--- Begin Working data ---

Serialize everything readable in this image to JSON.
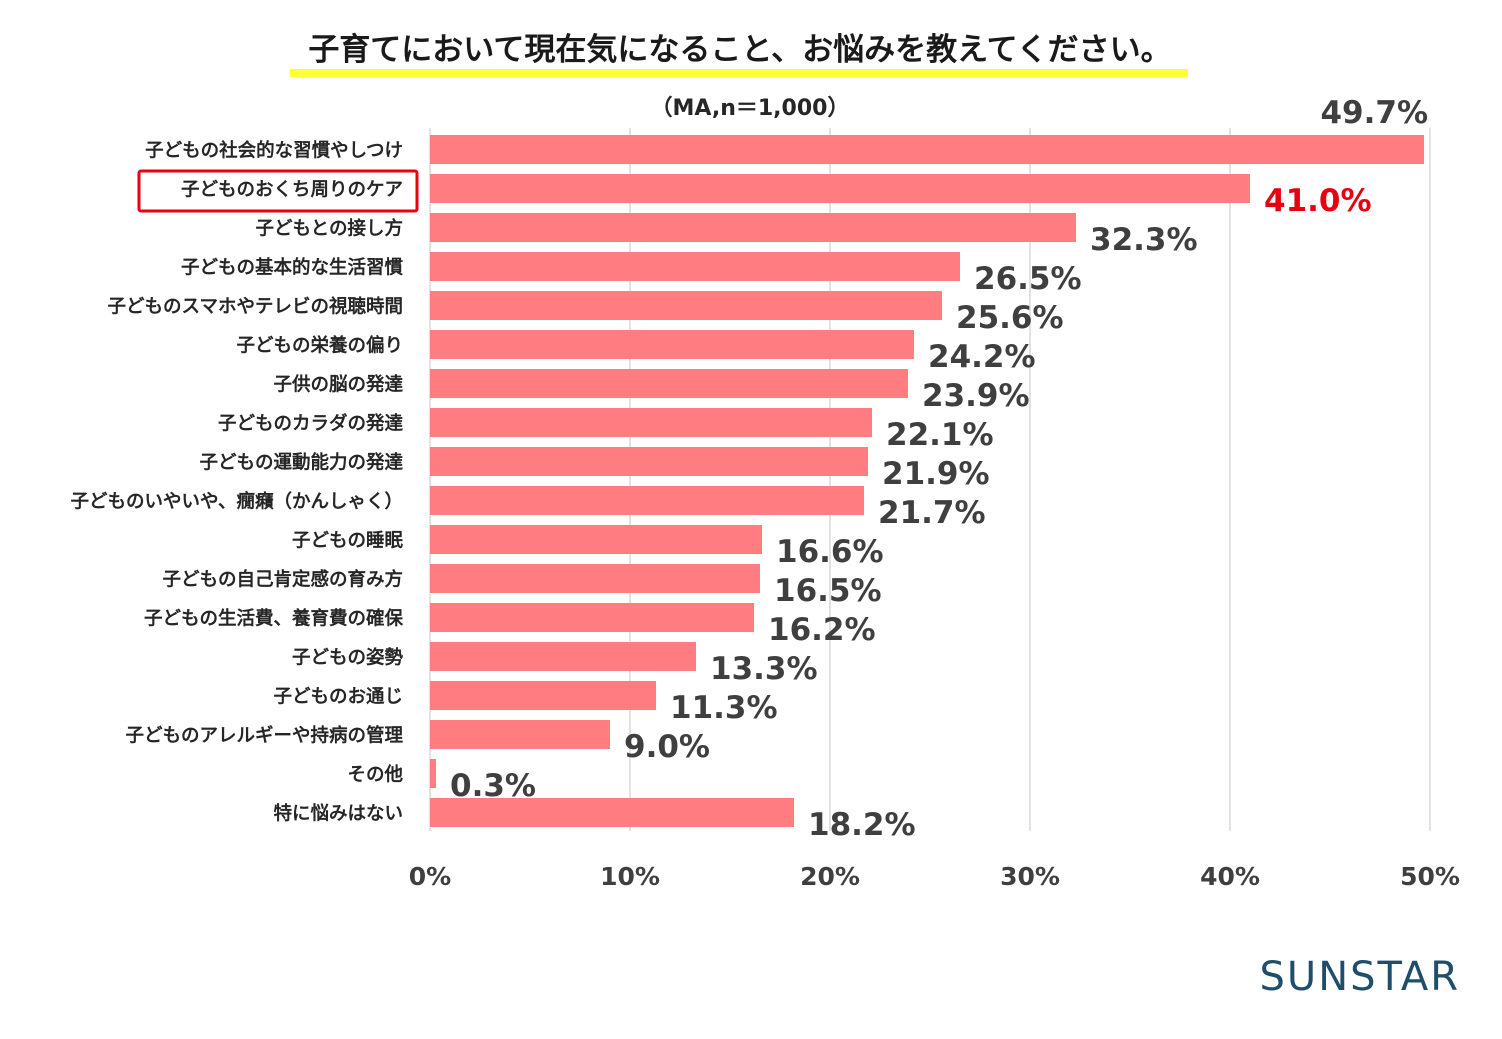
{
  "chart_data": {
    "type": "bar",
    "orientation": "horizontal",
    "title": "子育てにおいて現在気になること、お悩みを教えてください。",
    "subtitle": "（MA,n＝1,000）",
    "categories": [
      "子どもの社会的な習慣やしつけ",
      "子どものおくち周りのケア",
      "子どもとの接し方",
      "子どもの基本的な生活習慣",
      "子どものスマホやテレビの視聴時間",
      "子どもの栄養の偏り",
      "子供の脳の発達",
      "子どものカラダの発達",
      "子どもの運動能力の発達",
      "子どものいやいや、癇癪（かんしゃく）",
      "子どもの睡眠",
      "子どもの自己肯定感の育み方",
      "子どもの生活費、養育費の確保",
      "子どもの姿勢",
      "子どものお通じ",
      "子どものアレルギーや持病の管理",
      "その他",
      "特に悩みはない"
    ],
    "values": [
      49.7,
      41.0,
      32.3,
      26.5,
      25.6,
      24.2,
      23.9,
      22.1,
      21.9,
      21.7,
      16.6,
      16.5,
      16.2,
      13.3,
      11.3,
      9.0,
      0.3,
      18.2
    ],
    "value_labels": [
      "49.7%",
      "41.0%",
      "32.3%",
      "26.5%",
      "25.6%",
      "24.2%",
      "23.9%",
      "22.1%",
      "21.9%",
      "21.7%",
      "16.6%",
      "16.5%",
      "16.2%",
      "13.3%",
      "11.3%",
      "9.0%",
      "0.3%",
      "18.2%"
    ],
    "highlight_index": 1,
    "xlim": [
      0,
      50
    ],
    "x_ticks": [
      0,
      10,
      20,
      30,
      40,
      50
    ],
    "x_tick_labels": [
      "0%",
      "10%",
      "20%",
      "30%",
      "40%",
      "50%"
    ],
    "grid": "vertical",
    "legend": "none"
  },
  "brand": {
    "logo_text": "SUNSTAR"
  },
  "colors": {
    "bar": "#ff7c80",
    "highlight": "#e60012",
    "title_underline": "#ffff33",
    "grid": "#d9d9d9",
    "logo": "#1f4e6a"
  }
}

--- End Working data ---

▶ [Problem to work on]:
The entries above should be reproduced exactly, without their pictures.

▶ [Task solution]:
Serialize everything readable in this image to JSON.
{
  "chart_data": {
    "type": "bar",
    "orientation": "horizontal",
    "title": "子育てにおいて現在気になること、お悩みを教えてください。",
    "subtitle": "（MA,n＝1,000）",
    "categories": [
      "子どもの社会的な習慣やしつけ",
      "子どものおくち周りのケア",
      "子どもとの接し方",
      "子どもの基本的な生活習慣",
      "子どものスマホやテレビの視聴時間",
      "子どもの栄養の偏り",
      "子供の脳の発達",
      "子どものカラダの発達",
      "子どもの運動能力の発達",
      "子どものいやいや、癇癪（かんしゃく）",
      "子どもの睡眠",
      "子どもの自己肯定感の育み方",
      "子どもの生活費、養育費の確保",
      "子どもの姿勢",
      "子どものお通じ",
      "子どものアレルギーや持病の管理",
      "その他",
      "特に悩みはない"
    ],
    "values": [
      49.7,
      41.0,
      32.3,
      26.5,
      25.6,
      24.2,
      23.9,
      22.1,
      21.9,
      21.7,
      16.6,
      16.5,
      16.2,
      13.3,
      11.3,
      9.0,
      0.3,
      18.2
    ],
    "value_labels": [
      "49.7%",
      "41.0%",
      "32.3%",
      "26.5%",
      "25.6%",
      "24.2%",
      "23.9%",
      "22.1%",
      "21.9%",
      "21.7%",
      "16.6%",
      "16.5%",
      "16.2%",
      "13.3%",
      "11.3%",
      "9.0%",
      "0.3%",
      "18.2%"
    ],
    "highlight_index": 1,
    "xlim": [
      0,
      50
    ],
    "x_ticks": [
      0,
      10,
      20,
      30,
      40,
      50
    ],
    "x_tick_labels": [
      "0%",
      "10%",
      "20%",
      "30%",
      "40%",
      "50%"
    ],
    "grid": "vertical",
    "legend": "none"
  },
  "brand": {
    "logo_text": "SUNSTAR"
  },
  "colors": {
    "bar": "#ff7c80",
    "highlight": "#e60012",
    "title_underline": "#ffff33",
    "grid": "#d9d9d9",
    "logo": "#1f4e6a"
  }
}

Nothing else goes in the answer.